THE PROBLEM: Can you repeat every one of the lines below word for word, without changing anything?
>> Begin
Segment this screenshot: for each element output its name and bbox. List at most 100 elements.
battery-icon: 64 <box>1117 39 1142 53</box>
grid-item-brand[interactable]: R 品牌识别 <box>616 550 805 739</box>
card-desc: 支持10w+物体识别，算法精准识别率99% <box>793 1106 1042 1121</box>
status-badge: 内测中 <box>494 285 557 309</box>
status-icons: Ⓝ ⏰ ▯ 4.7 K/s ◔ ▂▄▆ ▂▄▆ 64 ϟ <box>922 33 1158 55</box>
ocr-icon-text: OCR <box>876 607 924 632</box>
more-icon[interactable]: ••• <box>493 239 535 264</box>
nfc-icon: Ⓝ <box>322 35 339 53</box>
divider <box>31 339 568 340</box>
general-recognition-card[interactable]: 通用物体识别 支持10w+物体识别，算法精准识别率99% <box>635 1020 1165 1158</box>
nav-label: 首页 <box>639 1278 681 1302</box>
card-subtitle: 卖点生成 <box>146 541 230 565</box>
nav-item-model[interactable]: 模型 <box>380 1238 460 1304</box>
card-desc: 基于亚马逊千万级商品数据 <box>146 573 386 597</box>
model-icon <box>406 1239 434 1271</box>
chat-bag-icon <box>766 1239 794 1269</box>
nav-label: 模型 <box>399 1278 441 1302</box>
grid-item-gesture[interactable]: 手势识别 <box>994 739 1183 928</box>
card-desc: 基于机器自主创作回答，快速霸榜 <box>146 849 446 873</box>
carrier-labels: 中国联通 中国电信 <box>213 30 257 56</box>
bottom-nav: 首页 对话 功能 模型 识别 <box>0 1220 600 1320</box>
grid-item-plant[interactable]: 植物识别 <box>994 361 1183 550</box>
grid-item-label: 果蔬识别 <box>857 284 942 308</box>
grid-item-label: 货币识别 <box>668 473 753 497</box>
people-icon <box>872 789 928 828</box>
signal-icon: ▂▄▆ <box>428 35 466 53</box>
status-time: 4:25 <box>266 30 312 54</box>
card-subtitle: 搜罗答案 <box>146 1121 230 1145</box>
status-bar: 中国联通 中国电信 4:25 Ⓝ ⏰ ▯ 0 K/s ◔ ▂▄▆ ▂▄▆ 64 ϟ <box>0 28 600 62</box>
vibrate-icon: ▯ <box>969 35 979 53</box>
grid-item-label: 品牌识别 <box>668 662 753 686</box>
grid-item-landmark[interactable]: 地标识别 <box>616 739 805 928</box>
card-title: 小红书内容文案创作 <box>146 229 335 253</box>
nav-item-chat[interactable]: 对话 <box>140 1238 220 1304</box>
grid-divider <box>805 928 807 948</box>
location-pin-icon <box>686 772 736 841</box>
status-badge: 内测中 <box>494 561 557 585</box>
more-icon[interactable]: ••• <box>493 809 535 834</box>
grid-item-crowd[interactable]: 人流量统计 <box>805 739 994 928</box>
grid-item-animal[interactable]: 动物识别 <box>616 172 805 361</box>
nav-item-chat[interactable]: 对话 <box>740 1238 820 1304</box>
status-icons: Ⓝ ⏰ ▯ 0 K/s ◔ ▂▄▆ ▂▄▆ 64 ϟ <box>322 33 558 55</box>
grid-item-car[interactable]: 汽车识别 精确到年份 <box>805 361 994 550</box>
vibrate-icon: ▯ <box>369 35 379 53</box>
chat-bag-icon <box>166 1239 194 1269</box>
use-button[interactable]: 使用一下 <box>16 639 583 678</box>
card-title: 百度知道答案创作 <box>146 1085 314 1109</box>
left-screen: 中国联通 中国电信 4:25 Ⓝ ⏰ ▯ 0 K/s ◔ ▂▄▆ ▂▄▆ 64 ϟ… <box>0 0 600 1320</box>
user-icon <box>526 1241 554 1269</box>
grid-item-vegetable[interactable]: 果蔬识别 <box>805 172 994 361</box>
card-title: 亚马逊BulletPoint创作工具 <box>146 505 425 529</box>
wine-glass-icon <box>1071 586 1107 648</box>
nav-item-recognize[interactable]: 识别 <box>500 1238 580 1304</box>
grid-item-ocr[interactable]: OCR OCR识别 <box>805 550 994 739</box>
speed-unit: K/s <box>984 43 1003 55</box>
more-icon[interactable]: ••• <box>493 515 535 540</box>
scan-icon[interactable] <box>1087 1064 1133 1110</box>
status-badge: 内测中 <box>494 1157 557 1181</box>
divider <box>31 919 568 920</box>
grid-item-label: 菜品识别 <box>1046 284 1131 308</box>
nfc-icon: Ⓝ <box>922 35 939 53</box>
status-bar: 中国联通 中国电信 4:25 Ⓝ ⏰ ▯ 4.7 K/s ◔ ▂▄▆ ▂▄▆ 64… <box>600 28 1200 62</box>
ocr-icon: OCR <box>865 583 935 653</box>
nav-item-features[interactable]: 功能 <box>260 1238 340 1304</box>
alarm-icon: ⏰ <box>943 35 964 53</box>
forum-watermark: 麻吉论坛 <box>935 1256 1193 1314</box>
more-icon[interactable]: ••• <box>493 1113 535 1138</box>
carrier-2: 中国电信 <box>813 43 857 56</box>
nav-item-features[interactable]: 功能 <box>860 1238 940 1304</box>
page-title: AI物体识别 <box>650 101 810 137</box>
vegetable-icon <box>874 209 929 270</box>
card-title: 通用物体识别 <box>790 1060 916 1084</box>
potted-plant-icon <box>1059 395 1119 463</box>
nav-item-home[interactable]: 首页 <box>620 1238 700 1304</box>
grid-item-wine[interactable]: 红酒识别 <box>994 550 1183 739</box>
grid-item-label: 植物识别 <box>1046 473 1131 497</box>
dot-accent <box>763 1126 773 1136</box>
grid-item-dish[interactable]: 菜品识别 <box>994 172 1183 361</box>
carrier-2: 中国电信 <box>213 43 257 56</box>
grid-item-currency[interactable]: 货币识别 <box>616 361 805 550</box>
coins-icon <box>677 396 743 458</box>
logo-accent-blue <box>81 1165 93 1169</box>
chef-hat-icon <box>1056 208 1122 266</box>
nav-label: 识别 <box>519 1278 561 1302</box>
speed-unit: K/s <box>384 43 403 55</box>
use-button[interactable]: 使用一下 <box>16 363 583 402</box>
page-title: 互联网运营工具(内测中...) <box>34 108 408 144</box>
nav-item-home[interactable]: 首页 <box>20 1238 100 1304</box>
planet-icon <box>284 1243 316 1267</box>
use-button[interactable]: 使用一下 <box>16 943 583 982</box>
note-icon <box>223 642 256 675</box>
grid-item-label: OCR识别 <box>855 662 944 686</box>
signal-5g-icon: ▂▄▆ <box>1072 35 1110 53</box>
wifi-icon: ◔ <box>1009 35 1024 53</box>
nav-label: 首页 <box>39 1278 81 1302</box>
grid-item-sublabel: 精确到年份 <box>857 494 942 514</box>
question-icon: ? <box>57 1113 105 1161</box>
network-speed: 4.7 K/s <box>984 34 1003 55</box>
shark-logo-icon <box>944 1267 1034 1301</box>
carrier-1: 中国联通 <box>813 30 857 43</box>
>> End
RESULT OF THE EXERCISE:
Segment this screenshot: for each element output its name and bbox. List at most 100 elements.
battery-icon: 64 <box>1117 39 1142 53</box>
grid-item-brand[interactable]: R 品牌识别 <box>616 550 805 739</box>
card-desc: 支持10w+物体识别，算法精准识别率99% <box>793 1106 1042 1121</box>
status-badge: 内测中 <box>494 285 557 309</box>
status-icons: Ⓝ ⏰ ▯ 4.7 K/s ◔ ▂▄▆ ▂▄▆ 64 ϟ <box>922 33 1158 55</box>
ocr-icon-text: OCR <box>876 607 924 632</box>
more-icon[interactable]: ••• <box>493 239 535 264</box>
nfc-icon: Ⓝ <box>322 35 339 53</box>
divider <box>31 339 568 340</box>
general-recognition-card[interactable]: 通用物体识别 支持10w+物体识别，算法精准识别率99% <box>635 1020 1165 1158</box>
nav-label: 首页 <box>639 1278 681 1302</box>
card-subtitle: 卖点生成 <box>146 541 230 565</box>
nav-item-model[interactable]: 模型 <box>380 1238 460 1304</box>
card-desc: 基于亚马逊千万级商品数据 <box>146 573 386 597</box>
model-icon <box>406 1239 434 1271</box>
chat-bag-icon <box>766 1239 794 1269</box>
nav-label: 模型 <box>399 1278 441 1302</box>
grid-item-gesture[interactable]: 手势识别 <box>994 739 1183 928</box>
card-desc: 基于机器自主创作回答，快速霸榜 <box>146 849 446 873</box>
carrier-labels: 中国联通 中国电信 <box>213 30 257 56</box>
bottom-nav: 首页 对话 功能 模型 识别 <box>0 1220 600 1320</box>
grid-item-plant[interactable]: 植物识别 <box>994 361 1183 550</box>
grid-item-label: 果蔬识别 <box>857 284 942 308</box>
grid-item-label: 货币识别 <box>668 473 753 497</box>
people-icon <box>872 789 928 828</box>
signal-icon: ▂▄▆ <box>428 35 466 53</box>
status-time: 4:25 <box>266 30 312 54</box>
card-subtitle: 搜罗答案 <box>146 1121 230 1145</box>
status-bar: 中国联通 中国电信 4:25 Ⓝ ⏰ ▯ 0 K/s ◔ ▂▄▆ ▂▄▆ 64 ϟ <box>0 28 600 62</box>
vibrate-icon: ▯ <box>969 35 979 53</box>
grid-item-label: 品牌识别 <box>668 662 753 686</box>
grid-item-landmark[interactable]: 地标识别 <box>616 739 805 928</box>
card-title: 小红书内容文案创作 <box>146 229 335 253</box>
nav-item-chat[interactable]: 对话 <box>140 1238 220 1304</box>
grid-divider <box>805 928 807 948</box>
location-pin-icon <box>686 772 736 841</box>
status-badge: 内测中 <box>494 561 557 585</box>
more-icon[interactable]: ••• <box>493 809 535 834</box>
grid-item-crowd[interactable]: 人流量统计 <box>805 739 994 928</box>
grid-item-animal[interactable]: 动物识别 <box>616 172 805 361</box>
nav-item-chat[interactable]: 对话 <box>740 1238 820 1304</box>
status-icons: Ⓝ ⏰ ▯ 0 K/s ◔ ▂▄▆ ▂▄▆ 64 ϟ <box>322 33 558 55</box>
grid-item-car[interactable]: 汽车识别 精确到年份 <box>805 361 994 550</box>
vibrate-icon: ▯ <box>369 35 379 53</box>
chat-bag-icon <box>166 1239 194 1269</box>
use-button[interactable]: 使用一下 <box>16 639 583 678</box>
card-title: 百度知道答案创作 <box>146 1085 314 1109</box>
left-screen: 中国联通 中国电信 4:25 Ⓝ ⏰ ▯ 0 K/s ◔ ▂▄▆ ▂▄▆ 64 ϟ… <box>0 0 600 1320</box>
user-icon <box>526 1241 554 1269</box>
grid-item-vegetable[interactable]: 果蔬识别 <box>805 172 994 361</box>
card-title: 亚马逊BulletPoint创作工具 <box>146 505 425 529</box>
wine-glass-icon <box>1071 586 1107 648</box>
nav-item-recognize[interactable]: 识别 <box>500 1238 580 1304</box>
grid-item-ocr[interactable]: OCR OCR识别 <box>805 550 994 739</box>
speed-unit: K/s <box>984 43 1003 55</box>
more-icon[interactable]: ••• <box>493 515 535 540</box>
scan-icon[interactable] <box>1087 1064 1133 1110</box>
status-badge: 内测中 <box>494 1157 557 1181</box>
divider <box>31 919 568 920</box>
grid-item-label: 菜品识别 <box>1046 284 1131 308</box>
nfc-icon: Ⓝ <box>922 35 939 53</box>
status-bar: 中国联通 中国电信 4:25 Ⓝ ⏰ ▯ 4.7 K/s ◔ ▂▄▆ ▂▄▆ 64… <box>600 28 1200 62</box>
ocr-icon: OCR <box>865 583 935 653</box>
nav-item-features[interactable]: 功能 <box>260 1238 340 1304</box>
alarm-icon: ⏰ <box>943 35 964 53</box>
forum-watermark: 麻吉论坛 <box>935 1256 1193 1314</box>
more-icon[interactable]: ••• <box>493 1113 535 1138</box>
carrier-2: 中国电信 <box>813 43 857 56</box>
nav-item-features[interactable]: 功能 <box>860 1238 940 1304</box>
page-title: AI物体识别 <box>650 101 810 137</box>
vegetable-icon <box>874 209 929 270</box>
card-title: 通用物体识别 <box>790 1060 916 1084</box>
potted-plant-icon <box>1059 395 1119 463</box>
nav-item-home[interactable]: 首页 <box>620 1238 700 1304</box>
grid-item-wine[interactable]: 红酒识别 <box>994 550 1183 739</box>
grid-item-label: 植物识别 <box>1046 473 1131 497</box>
dot-accent <box>763 1126 773 1136</box>
grid-item-dish[interactable]: 菜品识别 <box>994 172 1183 361</box>
carrier-2: 中国电信 <box>213 43 257 56</box>
grid-item-currency[interactable]: 货币识别 <box>616 361 805 550</box>
coins-icon <box>677 396 743 458</box>
logo-accent-blue <box>81 1165 93 1169</box>
chef-hat-icon <box>1056 208 1122 266</box>
nav-label: 识别 <box>519 1278 561 1302</box>
speed-unit: K/s <box>384 43 403 55</box>
use-button[interactable]: 使用一下 <box>16 363 583 402</box>
page-title: 互联网运营工具(内测中...) <box>34 108 408 144</box>
nav-item-home[interactable]: 首页 <box>20 1238 100 1304</box>
planet-icon <box>284 1243 316 1267</box>
use-button[interactable]: 使用一下 <box>16 943 583 982</box>
note-icon <box>223 642 256 675</box>
grid-item-label: OCR识别 <box>855 662 944 686</box>
signal-5g-icon: ▂▄▆ <box>1072 35 1110 53</box>
wifi-icon: ◔ <box>1009 35 1024 53</box>
nav-label: 首页 <box>39 1278 81 1302</box>
grid-item-sublabel: 精确到年份 <box>857 494 942 514</box>
question-icon: ? <box>57 1113 105 1161</box>
network-speed: 4.7 K/s <box>984 34 1003 55</box>
shark-logo-icon <box>944 1267 1034 1301</box>
carrier-1: 中国联通 <box>813 30 857 43</box>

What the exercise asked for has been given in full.